[Image element box lines]
+++
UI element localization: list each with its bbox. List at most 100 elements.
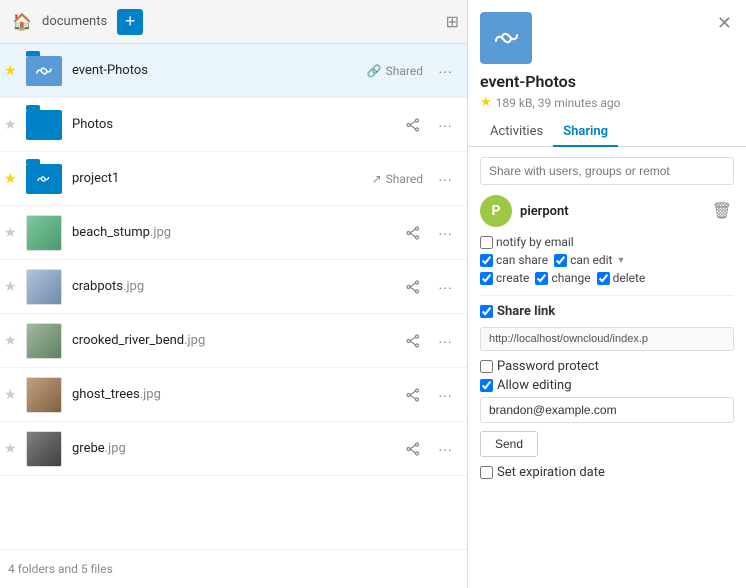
change-label[interactable]: change (535, 271, 590, 285)
list-item[interactable]: ★ project1 ↗ Shared ··· (0, 152, 467, 206)
star-icon[interactable]: ★ (4, 387, 24, 403)
more-button[interactable]: ··· (431, 435, 459, 463)
notify-email-label[interactable]: notify by email (480, 235, 574, 249)
home-icon[interactable]: 🏠 (8, 8, 36, 36)
email-input[interactable] (480, 397, 734, 423)
file-thumbnail (24, 429, 64, 469)
file-list-panel: 🏠 documents + ⊞ ★ event-Photos 🔗 Shared (0, 0, 468, 588)
sharing-panel: P pierpont 🗑 notify by email can share (468, 157, 746, 588)
share-button[interactable] (399, 111, 427, 139)
breadcrumb: documents (42, 14, 107, 29)
notify-row: notify by email (480, 235, 734, 249)
file-thumbnail (24, 321, 64, 361)
share-link-url-input[interactable] (480, 327, 734, 351)
more-button[interactable]: ··· (431, 219, 459, 247)
filename: project1 (72, 171, 372, 186)
detail-header: ✕ (468, 0, 746, 72)
expiration-row: Set expiration date (480, 465, 734, 480)
more-button[interactable]: ··· (431, 273, 459, 301)
allow-editing-label[interactable]: Allow editing (480, 378, 572, 393)
more-button[interactable]: ··· (431, 111, 459, 139)
share-icon: 🔗 (367, 64, 382, 78)
add-button[interactable]: + (117, 9, 143, 35)
star-icon[interactable]: ★ (4, 279, 24, 295)
detail-panel: ✕ event-Photos ★ 189 kB, 39 minutes ago … (468, 0, 746, 588)
can-share-checkbox[interactable] (480, 254, 493, 267)
row-actions: ··· (399, 219, 459, 247)
list-item[interactable]: ★ crabpots.jpg ··· (0, 260, 467, 314)
filename: event-Photos (72, 63, 367, 78)
row-actions: ··· (431, 57, 459, 85)
user-avatar: P (480, 195, 512, 227)
share-button[interactable] (399, 327, 427, 355)
delete-label[interactable]: delete (597, 271, 646, 285)
list-item[interactable]: ★ beach_stump.jpg ··· (0, 206, 467, 260)
allow-editing-checkbox[interactable] (480, 379, 493, 392)
filename: beach_stump.jpg (72, 225, 399, 240)
change-checkbox[interactable] (535, 272, 548, 285)
share-link-label[interactable]: Share link (480, 304, 555, 319)
more-button[interactable]: ··· (431, 327, 459, 355)
notify-email-checkbox[interactable] (480, 236, 493, 249)
folder-icon (24, 105, 64, 145)
close-button[interactable]: ✕ (715, 12, 734, 34)
delete-checkbox[interactable] (597, 272, 610, 285)
file-thumbnail (24, 267, 64, 307)
footer-info: 4 folders and 5 files (0, 549, 467, 588)
user-name: pierpont (520, 204, 702, 219)
more-button[interactable]: ··· (431, 165, 459, 193)
row-actions: ··· (399, 435, 459, 463)
star-icon[interactable]: ★ (4, 225, 24, 241)
star-icon[interactable]: ★ (4, 117, 24, 133)
share-link-checkbox[interactable] (480, 305, 493, 318)
more-button[interactable]: ··· (431, 381, 459, 409)
create-label[interactable]: create (480, 271, 529, 285)
filename: crabpots.jpg (72, 279, 399, 294)
list-item[interactable]: ★ crooked_river_bend.jpg ··· (0, 314, 467, 368)
detail-title: event-Photos (468, 72, 746, 95)
tab-sharing[interactable]: Sharing (553, 118, 618, 147)
list-item[interactable]: ★ event-Photos 🔗 Shared ··· (0, 44, 467, 98)
list-item[interactable]: ★ grebe.jpg ··· (0, 422, 467, 476)
file-list: ★ event-Photos 🔗 Shared ··· ★ (0, 44, 467, 549)
star-icon[interactable]: ★ (4, 441, 24, 457)
can-share-label[interactable]: can share (480, 253, 548, 267)
filename: crooked_river_bend.jpg (72, 333, 399, 348)
row-actions: ··· (431, 165, 459, 193)
folder-shared-icon (24, 159, 64, 199)
tab-activities[interactable]: Activities (480, 118, 553, 147)
star-icon[interactable]: ★ (4, 63, 24, 79)
can-edit-checkbox[interactable] (554, 254, 567, 267)
shared-user-row: P pierpont 🗑 (480, 195, 734, 227)
send-button[interactable]: Send (480, 431, 538, 457)
folder-icon (24, 51, 64, 91)
row-actions: ··· (399, 111, 459, 139)
more-button[interactable]: ··· (431, 57, 459, 85)
grid-view-icon[interactable]: ⊞ (446, 12, 459, 31)
remove-user-button[interactable]: 🗑 (710, 199, 734, 223)
share-search-input[interactable] (480, 157, 734, 185)
can-share-edit-row: can share can edit ▾ (480, 253, 734, 267)
permissions-section: notify by email can share can edit ▾ cre… (480, 235, 734, 285)
create-checkbox[interactable] (480, 272, 493, 285)
share-button[interactable] (399, 435, 427, 463)
password-protect-label[interactable]: Password protect (480, 359, 599, 374)
row-actions: ··· (399, 381, 459, 409)
expiration-label[interactable]: Set expiration date (480, 465, 605, 480)
file-thumbnail (24, 375, 64, 415)
password-protect-checkbox[interactable] (480, 360, 493, 373)
filename: Photos (72, 117, 399, 132)
detail-meta: ★ 189 kB, 39 minutes ago (468, 95, 746, 118)
share-button[interactable] (399, 381, 427, 409)
star-icon: ★ (480, 95, 492, 110)
divider (480, 295, 734, 296)
can-edit-label[interactable]: can edit (554, 253, 612, 267)
share-button[interactable] (399, 219, 427, 247)
star-icon[interactable]: ★ (4, 333, 24, 349)
list-item[interactable]: ★ ghost_trees.jpg ··· (0, 368, 467, 422)
list-item[interactable]: ★ Photos ··· (0, 98, 467, 152)
expiration-checkbox[interactable] (480, 466, 493, 479)
permissions-dropdown-icon[interactable]: ▾ (618, 255, 623, 266)
star-icon[interactable]: ★ (4, 171, 24, 187)
share-button[interactable] (399, 273, 427, 301)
+++
*What to produce:*
Rewrite the lines above as a numbered list, skipping blank lines and leaving the pictures out.

*Solution to this task:*
1. UI element localization: list each with its bbox. List at most 100 elements.
2. change-label[interactable]: change (535, 271, 590, 285)
3. list-item[interactable]: ★ project1 ↗ Shared ··· (0, 152, 467, 206)
4. star-icon[interactable]: ★ (4, 387, 24, 403)
5. more-button[interactable]: ··· (431, 435, 459, 463)
6. notify-email-label[interactable]: notify by email (480, 235, 574, 249)
7. home-icon[interactable]: 🏠 (8, 8, 36, 36)
8. email-input[interactable] (480, 397, 734, 423)
9. file-thumbnail (24, 429, 64, 469)
10. file-list-panel: 🏠 documents + ⊞ ★ event-Photos 🔗 Shared (0, 0, 468, 588)
11. sharing-panel: P pierpont 🗑 notify by email can share (468, 157, 746, 588)
12. share-button[interactable] (399, 111, 427, 139)
13. breadcrumb: documents (42, 14, 107, 29)
14. notify-row: notify by email (480, 235, 734, 249)
15. file-thumbnail (24, 321, 64, 361)
16. share-link-url-input[interactable] (480, 327, 734, 351)
17. more-button[interactable]: ··· (431, 219, 459, 247)
18. filename: project1 (72, 171, 372, 186)
19. detail-header: ✕ (468, 0, 746, 72)
20. expiration-row: Set expiration date (480, 465, 734, 480)
21. more-button[interactable]: ··· (431, 273, 459, 301)
22. allow-editing-label[interactable]: Allow editing (480, 378, 572, 393)
23. more-button[interactable]: ··· (431, 111, 459, 139)
24. share-icon: 🔗 (367, 64, 382, 78)
25. add-button[interactable]: + (117, 9, 143, 35)
26. star-icon[interactable]: ★ (4, 279, 24, 295)
27. detail-panel: ✕ event-Photos ★ 189 kB, 39 minutes ago … (468, 0, 746, 588)
28. can-share-checkbox[interactable] (480, 254, 493, 267)
29. row-actions: ··· (399, 219, 459, 247)
30. list-item[interactable]: ★ crabpots.jpg ··· (0, 260, 467, 314)
31. filename: event-Photos (72, 63, 367, 78)
32. row-actions: ··· (431, 57, 459, 85)
33. user-avatar: P (480, 195, 512, 227)
34. share-button[interactable] (399, 327, 427, 355)
35. delete-label[interactable]: delete (597, 271, 646, 285)
36. list-item[interactable]: ★ beach_stump.jpg ··· (0, 206, 467, 260)
37. allow-editing-checkbox[interactable] (480, 379, 493, 392)
38. filename: beach_stump.jpg (72, 225, 399, 240)
39. change-checkbox[interactable] (535, 272, 548, 285)
40. share-link-label[interactable]: Share link (480, 304, 555, 319)
41. more-button[interactable]: ··· (431, 327, 459, 355)
42. notify-email-checkbox[interactable] (480, 236, 493, 249)
43. folder-icon (24, 105, 64, 145)
44. close-button[interactable]: ✕ (715, 12, 734, 34)
45. delete-checkbox[interactable] (597, 272, 610, 285)
46. file-thumbnail (24, 267, 64, 307)
47. footer-info: 4 folders and 5 files (0, 549, 467, 588)
48. user-name: pierpont (520, 204, 702, 219)
49. more-button[interactable]: ··· (431, 165, 459, 193)
50. row-actions: ··· (399, 435, 459, 463)
51. star-icon[interactable]: ★ (4, 225, 24, 241)
52. star-icon[interactable]: ★ (4, 117, 24, 133)
53. share-link-checkbox[interactable] (480, 305, 493, 318)
54. more-button[interactable]: ··· (431, 381, 459, 409)
55. create-label[interactable]: create (480, 271, 529, 285)
56. filename: crabpots.jpg (72, 279, 399, 294)
57. list-item[interactable]: ★ crooked_river_bend.jpg ··· (0, 314, 467, 368)
58. detail-title: event-Photos (468, 72, 746, 95)
59. tab-sharing[interactable]: Sharing (553, 118, 618, 147)
60. list-item[interactable]: ★ event-Photos 🔗 Shared ··· (0, 44, 467, 98)
61. list-item[interactable]: ★ grebe.jpg ··· (0, 422, 467, 476)
62. file-list: ★ event-Photos 🔗 Shared ··· ★ (0, 44, 467, 549)
63. star-icon[interactable]: ★ (4, 441, 24, 457)
64. can-share-label[interactable]: can share (480, 253, 548, 267)
65. filename: crooked_river_bend.jpg (72, 333, 399, 348)
66. row-actions: ··· (431, 165, 459, 193)
67. folder-shared-icon (24, 159, 64, 199)
68. tab-activities[interactable]: Activities (480, 118, 553, 147)
69. star-icon[interactable]: ★ (4, 63, 24, 79)
70. can-edit-checkbox[interactable] (554, 254, 567, 267)
71. shared-user-row: P pierpont 🗑 (480, 195, 734, 227)
72. send-button[interactable]: Send (480, 431, 538, 457)
73. folder-icon (24, 51, 64, 91)
74. row-actions: ··· (399, 111, 459, 139)
75. more-button[interactable]: ··· (431, 57, 459, 85)
76. grid-view-icon[interactable]: ⊞ (446, 12, 459, 31)
77. remove-user-button[interactable]: 🗑 (710, 199, 734, 223)
78. share-search-input[interactable] (480, 157, 734, 185)
79. can-share-edit-row: can share can edit ▾ (480, 253, 734, 267)
80. permissions-section: notify by email can share can edit ▾ cre… (480, 235, 734, 285)
81. create-checkbox[interactable] (480, 272, 493, 285)
82. share-button[interactable] (399, 435, 427, 463)
83. password-protect-label[interactable]: Password protect (480, 359, 599, 374)
84. row-actions: ··· (399, 381, 459, 409)
85. expiration-label[interactable]: Set expiration date (480, 465, 605, 480)
86. file-thumbnail (24, 375, 64, 415)
87. password-protect-checkbox[interactable] (480, 360, 493, 373)
88. filename: Photos (72, 117, 399, 132)
89. detail-meta: ★ 189 kB, 39 minutes ago (468, 95, 746, 118)
90. share-button[interactable] (399, 381, 427, 409)
91. star-icon: ★ (480, 95, 492, 110)
92. divider (480, 295, 734, 296)
93. can-edit-label[interactable]: can edit (554, 253, 612, 267)
94. share-button[interactable] (399, 219, 427, 247)
95. star-icon[interactable]: ★ (4, 333, 24, 349)
96. list-item[interactable]: ★ ghost_trees.jpg ··· (0, 368, 467, 422)
97. list-item[interactable]: ★ Photos ··· (0, 98, 467, 152)
98. expiration-checkbox[interactable] (480, 466, 493, 479)
99. permissions-dropdown-icon[interactable]: ▾ (618, 255, 623, 266)
100. star-icon[interactable]: ★ (4, 171, 24, 187)
101. share-button[interactable] (399, 273, 427, 301)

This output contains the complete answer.